* Start RECORDS FOR THE TASK *
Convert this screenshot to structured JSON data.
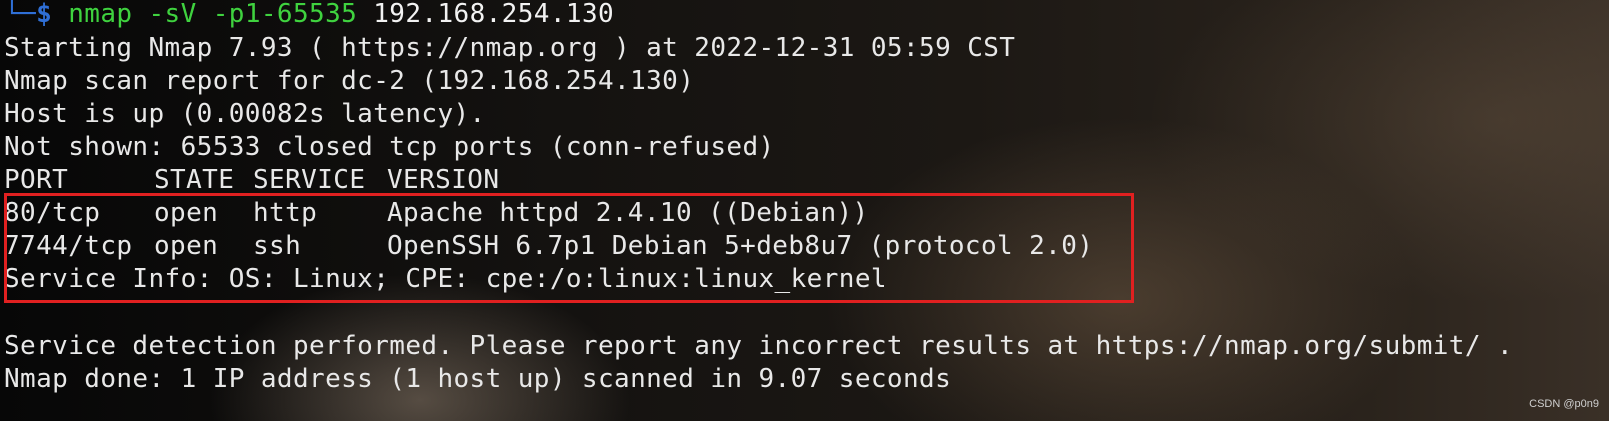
{
  "prompt": {
    "corner": "└─",
    "dollar": "$",
    "command": "nmap",
    "args": " -sV -p1-65535",
    "target": " 192.168.254.130"
  },
  "output": {
    "starting": "Starting Nmap 7.93 ( https://nmap.org ) at 2022-12-31 05:59 CST",
    "report": "Nmap scan report for dc-2 (192.168.254.130)",
    "host_up": "Host is up (0.00082s latency).",
    "not_shown": "Not shown: 65533 closed tcp ports (conn-refused)",
    "headers": [
      "PORT",
      "STATE",
      "SERVICE",
      "VERSION"
    ],
    "rows": [
      {
        "port": "80/tcp",
        "state": "open",
        "service": "http",
        "version": "Apache httpd 2.4.10 ((Debian))"
      },
      {
        "port": "7744/tcp",
        "state": "open",
        "service": "ssh",
        "version": "OpenSSH 6.7p1 Debian 5+deb8u7 (protocol 2.0)"
      }
    ],
    "service_info": "Service Info: OS: Linux; CPE: cpe:/o:linux:linux_kernel",
    "detection": "Service detection performed. Please report any incorrect results at https://nmap.org/submit/ .",
    "done": "Nmap done: 1 IP address (1 host up) scanned in 9.07 seconds"
  },
  "watermark": "CSDN @p0n9",
  "colors": {
    "command": "#3fd23f",
    "prompt": "#2f6fd6",
    "highlight_border": "#e02020",
    "text": "#e8e8e8"
  }
}
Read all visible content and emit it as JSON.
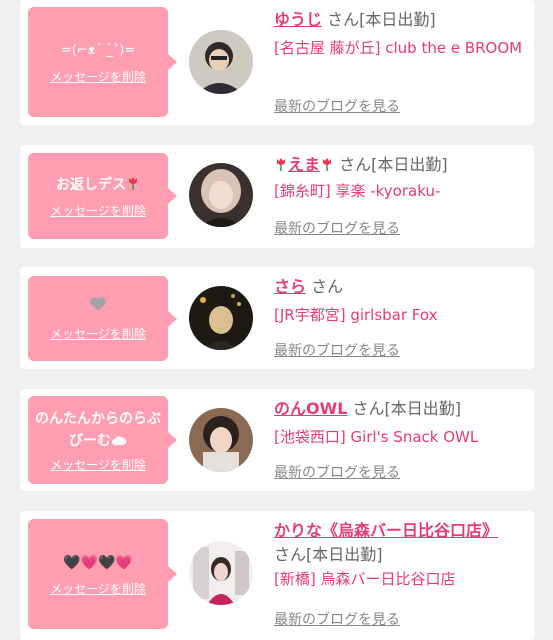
{
  "cards": [
    {
      "message": "=(⌐ᴥ´ _̀˃)=",
      "delete_label": "メッセージを削除",
      "name": "ゆうじ",
      "suffix": "さん[本日出勤]",
      "shop": "[名古屋 藤が丘] club the e BROOM",
      "blog_label": "最新のブログを見る"
    },
    {
      "message": "お返しデス",
      "delete_label": "メッセージを削除",
      "name": "えま",
      "suffix": "さん[本日出勤]",
      "shop": "[錦糸町] 享楽 -kyoraku-",
      "blog_label": "最新のブログを見る"
    },
    {
      "message": "🩶",
      "delete_label": "メッセージを削除",
      "name": "さら",
      "suffix": "さん",
      "shop": "[JR宇都宮] girlsbar Fox",
      "blog_label": "最新のブログを見る"
    },
    {
      "message": "のんたんからのらぶびーむ",
      "delete_label": "メッセージを削除",
      "name": "のんOWL",
      "suffix": "さん[本日出勤]",
      "shop": "[池袋西口] Girl's Snack OWL",
      "blog_label": "最新のブログを見る"
    },
    {
      "message": "🖤💗🖤💗",
      "delete_label": "メッセージを削除",
      "name": "かりな《烏森バー日比谷口店》",
      "suffix": "さん[本日出勤]",
      "shop": "[新橋] 烏森バー日比谷口店",
      "blog_label": "最新のブログを見る"
    }
  ]
}
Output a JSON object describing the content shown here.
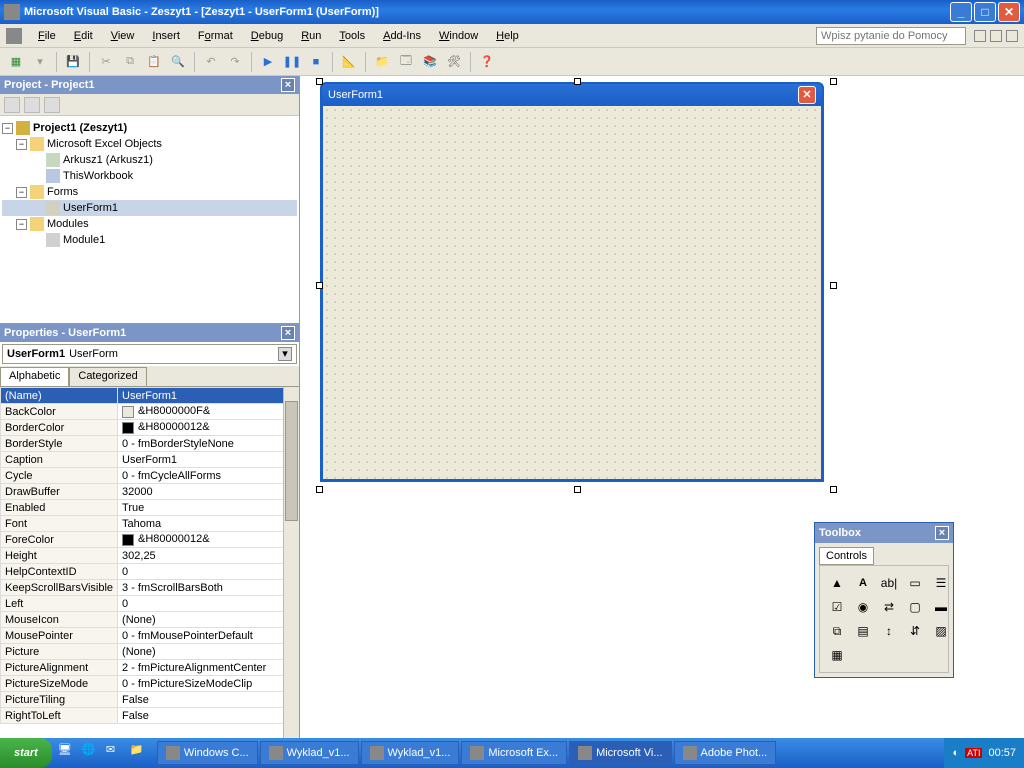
{
  "title": "Microsoft Visual Basic - Zeszyt1 - [Zeszyt1 - UserForm1 (UserForm)]",
  "menu": [
    "File",
    "Edit",
    "View",
    "Insert",
    "Format",
    "Debug",
    "Run",
    "Tools",
    "Add-Ins",
    "Window",
    "Help"
  ],
  "help_placeholder": "Wpisz pytanie do Pomocy",
  "project_pane_title": "Project - Project1",
  "tree": {
    "root": "Project1 (Zeszyt1)",
    "excel_objects": "Microsoft Excel Objects",
    "sheet": "Arkusz1 (Arkusz1)",
    "workbook": "ThisWorkbook",
    "forms": "Forms",
    "userform": "UserForm1",
    "modules": "Modules",
    "module1": "Module1"
  },
  "props_pane_title": "Properties - UserForm1",
  "props_combo_name": "UserForm1",
  "props_combo_type": "UserForm",
  "props_tabs": [
    "Alphabetic",
    "Categorized"
  ],
  "properties": [
    {
      "k": "(Name)",
      "v": "UserForm1",
      "sel": true
    },
    {
      "k": "BackColor",
      "v": "&H8000000F&",
      "swatch": "#ece9d8"
    },
    {
      "k": "BorderColor",
      "v": "&H80000012&",
      "swatch": "#000000"
    },
    {
      "k": "BorderStyle",
      "v": "0 - fmBorderStyleNone"
    },
    {
      "k": "Caption",
      "v": "UserForm1"
    },
    {
      "k": "Cycle",
      "v": "0 - fmCycleAllForms"
    },
    {
      "k": "DrawBuffer",
      "v": "32000"
    },
    {
      "k": "Enabled",
      "v": "True"
    },
    {
      "k": "Font",
      "v": "Tahoma"
    },
    {
      "k": "ForeColor",
      "v": "&H80000012&",
      "swatch": "#000000"
    },
    {
      "k": "Height",
      "v": "302,25"
    },
    {
      "k": "HelpContextID",
      "v": "0"
    },
    {
      "k": "KeepScrollBarsVisible",
      "v": "3 - fmScrollBarsBoth"
    },
    {
      "k": "Left",
      "v": "0"
    },
    {
      "k": "MouseIcon",
      "v": "(None)"
    },
    {
      "k": "MousePointer",
      "v": "0 - fmMousePointerDefault"
    },
    {
      "k": "Picture",
      "v": "(None)"
    },
    {
      "k": "PictureAlignment",
      "v": "2 - fmPictureAlignmentCenter"
    },
    {
      "k": "PictureSizeMode",
      "v": "0 - fmPictureSizeModeClip"
    },
    {
      "k": "PictureTiling",
      "v": "False"
    },
    {
      "k": "RightToLeft",
      "v": "False"
    }
  ],
  "form_caption": "UserForm1",
  "toolbox_title": "Toolbox",
  "toolbox_tab": "Controls",
  "taskbar": {
    "start": "start",
    "tasks": [
      "Windows C...",
      "Wyklad_v1...",
      "Wyklad_v1...",
      "Microsoft Ex...",
      "Microsoft Vi...",
      "Adobe Phot..."
    ],
    "active": 4,
    "clock": "00:57"
  }
}
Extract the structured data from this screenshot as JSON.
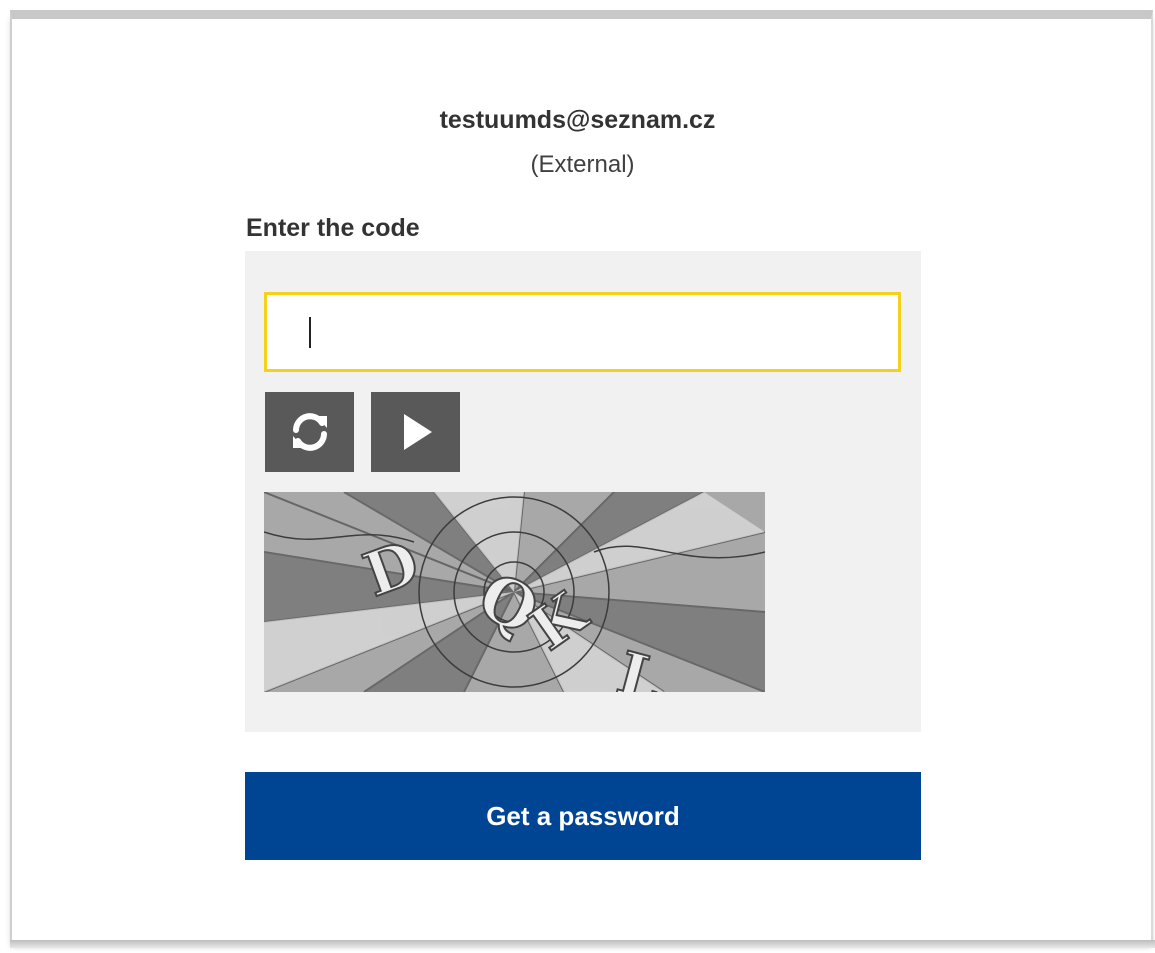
{
  "account": {
    "email": "testuumds@seznam.cz",
    "type": "(External)"
  },
  "captcha": {
    "label": "Enter the code",
    "input_value": "",
    "refresh_icon": "refresh-icon",
    "play_icon": "play-audio-icon",
    "image_text": "DQKL"
  },
  "actions": {
    "submit_label": "Get a password"
  },
  "colors": {
    "input_border": "#f5d11c",
    "panel_bg": "#f1f1f1",
    "icon_button_bg": "#595959",
    "primary_button": "#004494"
  }
}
* End RECORDS FOR THE TASK *
**WHAT THE TASK REQUIRES:**
Copy each line of the records precisely and drop any images they hold.

**ANSWER BELOW:**
Convert this screenshot to structured JSON data.
{
  "prompt": {
    "corner": "└─",
    "dollar": "$",
    "command": "nmap",
    "args": " -sV -p1-65535",
    "target": " 192.168.254.130"
  },
  "output": {
    "starting": "Starting Nmap 7.93 ( https://nmap.org ) at 2022-12-31 05:59 CST",
    "report": "Nmap scan report for dc-2 (192.168.254.130)",
    "host_up": "Host is up (0.00082s latency).",
    "not_shown": "Not shown: 65533 closed tcp ports (conn-refused)",
    "headers": [
      "PORT",
      "STATE",
      "SERVICE",
      "VERSION"
    ],
    "rows": [
      {
        "port": "80/tcp",
        "state": "open",
        "service": "http",
        "version": "Apache httpd 2.4.10 ((Debian))"
      },
      {
        "port": "7744/tcp",
        "state": "open",
        "service": "ssh",
        "version": "OpenSSH 6.7p1 Debian 5+deb8u7 (protocol 2.0)"
      }
    ],
    "service_info": "Service Info: OS: Linux; CPE: cpe:/o:linux:linux_kernel",
    "detection": "Service detection performed. Please report any incorrect results at https://nmap.org/submit/ .",
    "done": "Nmap done: 1 IP address (1 host up) scanned in 9.07 seconds"
  },
  "watermark": "CSDN @p0n9",
  "colors": {
    "command": "#3fd23f",
    "prompt": "#2f6fd6",
    "highlight_border": "#e02020",
    "text": "#e8e8e8"
  }
}
Read all visible content and emit it as JSON.
{
  "cards": [
    {
      "message": "=(⌐ᴥ´ _̀˃)=",
      "delete_label": "メッセージを削除",
      "name": "ゆうじ",
      "suffix": "さん[本日出勤]",
      "shop": "[名古屋 藤が丘] club the e BROOM",
      "blog_label": "最新のブログを見る"
    },
    {
      "message": "お返しデス",
      "delete_label": "メッセージを削除",
      "name": "えま",
      "suffix": "さん[本日出勤]",
      "shop": "[錦糸町] 享楽 -kyoraku-",
      "blog_label": "最新のブログを見る"
    },
    {
      "message": "🩶",
      "delete_label": "メッセージを削除",
      "name": "さら",
      "suffix": "さん",
      "shop": "[JR宇都宮] girlsbar Fox",
      "blog_label": "最新のブログを見る"
    },
    {
      "message": "のんたんからのらぶびーむ",
      "delete_label": "メッセージを削除",
      "name": "のんOWL",
      "suffix": "さん[本日出勤]",
      "shop": "[池袋西口] Girl's Snack OWL",
      "blog_label": "最新のブログを見る"
    },
    {
      "message": "🖤💗🖤💗",
      "delete_label": "メッセージを削除",
      "name": "かりな《烏森バー日比谷口店》",
      "suffix": "さん[本日出勤]",
      "shop": "[新橋] 烏森バー日比谷口店",
      "blog_label": "最新のブログを見る"
    }
  ]
}
Output a JSON object describing the content shown here.
{
  "title": "Microsoft Visual Basic - Zeszyt1 - [Zeszyt1 - UserForm1 (UserForm)]",
  "menu": [
    "File",
    "Edit",
    "View",
    "Insert",
    "Format",
    "Debug",
    "Run",
    "Tools",
    "Add-Ins",
    "Window",
    "Help"
  ],
  "help_placeholder": "Wpisz pytanie do Pomocy",
  "project_pane_title": "Project - Project1",
  "tree": {
    "root": "Project1 (Zeszyt1)",
    "excel_objects": "Microsoft Excel Objects",
    "sheet": "Arkusz1 (Arkusz1)",
    "workbook": "ThisWorkbook",
    "forms": "Forms",
    "userform": "UserForm1",
    "modules": "Modules",
    "module1": "Module1"
  },
  "props_pane_title": "Properties - UserForm1",
  "props_combo_name": "UserForm1",
  "props_combo_type": "UserForm",
  "props_tabs": [
    "Alphabetic",
    "Categorized"
  ],
  "properties": [
    {
      "k": "(Name)",
      "v": "UserForm1",
      "sel": true
    },
    {
      "k": "BackColor",
      "v": "&H8000000F&",
      "swatch": "#ece9d8"
    },
    {
      "k": "BorderColor",
      "v": "&H80000012&",
      "swatch": "#000000"
    },
    {
      "k": "BorderStyle",
      "v": "0 - fmBorderStyleNone"
    },
    {
      "k": "Caption",
      "v": "UserForm1"
    },
    {
      "k": "Cycle",
      "v": "0 - fmCycleAllForms"
    },
    {
      "k": "DrawBuffer",
      "v": "32000"
    },
    {
      "k": "Enabled",
      "v": "True"
    },
    {
      "k": "Font",
      "v": "Tahoma"
    },
    {
      "k": "ForeColor",
      "v": "&H80000012&",
      "swatch": "#000000"
    },
    {
      "k": "Height",
      "v": "302,25"
    },
    {
      "k": "HelpContextID",
      "v": "0"
    },
    {
      "k": "KeepScrollBarsVisible",
      "v": "3 - fmScrollBarsBoth"
    },
    {
      "k": "Left",
      "v": "0"
    },
    {
      "k": "MouseIcon",
      "v": "(None)"
    },
    {
      "k": "MousePointer",
      "v": "0 - fmMousePointerDefault"
    },
    {
      "k": "Picture",
      "v": "(None)"
    },
    {
      "k": "PictureAlignment",
      "v": "2 - fmPictureAlignmentCenter"
    },
    {
      "k": "PictureSizeMode",
      "v": "0 - fmPictureSizeModeClip"
    },
    {
      "k": "PictureTiling",
      "v": "False"
    },
    {
      "k": "RightToLeft",
      "v": "False"
    }
  ],
  "form_caption": "UserForm1",
  "toolbox_title": "Toolbox",
  "toolbox_tab": "Controls",
  "taskbar": {
    "start": "start",
    "tasks": [
      "Windows C...",
      "Wyklad_v1...",
      "Wyklad_v1...",
      "Microsoft Ex...",
      "Microsoft Vi...",
      "Adobe Phot..."
    ],
    "active": 4,
    "clock": "00:57"
  }
}
Extract the structured data from this screenshot as JSON.
{
  "account": {
    "email": "testuumds@seznam.cz",
    "type": "(External)"
  },
  "captcha": {
    "label": "Enter the code",
    "input_value": "",
    "refresh_icon": "refresh-icon",
    "play_icon": "play-audio-icon",
    "image_text": "DQKL"
  },
  "actions": {
    "submit_label": "Get a password"
  },
  "colors": {
    "input_border": "#f5d11c",
    "panel_bg": "#f1f1f1",
    "icon_button_bg": "#595959",
    "primary_button": "#004494"
  }
}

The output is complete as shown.